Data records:
+ + + + + + +
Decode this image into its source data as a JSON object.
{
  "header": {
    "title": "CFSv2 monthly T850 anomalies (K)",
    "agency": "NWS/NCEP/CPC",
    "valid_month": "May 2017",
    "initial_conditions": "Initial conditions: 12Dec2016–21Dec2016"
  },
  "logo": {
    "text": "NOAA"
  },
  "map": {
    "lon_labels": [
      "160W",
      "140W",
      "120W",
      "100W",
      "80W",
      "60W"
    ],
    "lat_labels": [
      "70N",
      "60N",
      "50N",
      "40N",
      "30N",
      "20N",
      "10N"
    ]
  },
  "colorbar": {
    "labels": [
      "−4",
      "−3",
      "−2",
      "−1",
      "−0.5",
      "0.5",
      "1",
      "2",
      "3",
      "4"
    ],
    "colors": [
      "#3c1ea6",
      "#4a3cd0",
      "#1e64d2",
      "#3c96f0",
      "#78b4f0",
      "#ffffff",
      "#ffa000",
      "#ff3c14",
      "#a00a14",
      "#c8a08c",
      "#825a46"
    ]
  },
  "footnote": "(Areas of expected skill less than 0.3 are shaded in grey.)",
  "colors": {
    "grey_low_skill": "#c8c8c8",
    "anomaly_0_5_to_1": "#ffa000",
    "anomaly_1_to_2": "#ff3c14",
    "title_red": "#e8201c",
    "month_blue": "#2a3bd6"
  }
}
+ + + + + + +
=== Your objective ===
Take the listing above and write it out again exactly.

=== Worked answer ===
Decode this image into its source data as a JSON object.
{
  "header": {
    "title": "CFSv2 monthly T850 anomalies (K)",
    "agency": "NWS/NCEP/CPC",
    "valid_month": "May 2017",
    "initial_conditions": "Initial conditions: 12Dec2016–21Dec2016"
  },
  "logo": {
    "text": "NOAA"
  },
  "map": {
    "lon_labels": [
      "160W",
      "140W",
      "120W",
      "100W",
      "80W",
      "60W"
    ],
    "lat_labels": [
      "70N",
      "60N",
      "50N",
      "40N",
      "30N",
      "20N",
      "10N"
    ]
  },
  "colorbar": {
    "labels": [
      "−4",
      "−3",
      "−2",
      "−1",
      "−0.5",
      "0.5",
      "1",
      "2",
      "3",
      "4"
    ],
    "colors": [
      "#3c1ea6",
      "#4a3cd0",
      "#1e64d2",
      "#3c96f0",
      "#78b4f0",
      "#ffffff",
      "#ffa000",
      "#ff3c14",
      "#a00a14",
      "#c8a08c",
      "#825a46"
    ]
  },
  "footnote": "(Areas of expected skill less than 0.3 are shaded in grey.)",
  "colors": {
    "grey_low_skill": "#c8c8c8",
    "anomaly_0_5_to_1": "#ffa000",
    "anomaly_1_to_2": "#ff3c14",
    "title_red": "#e8201c",
    "month_blue": "#2a3bd6"
  }
}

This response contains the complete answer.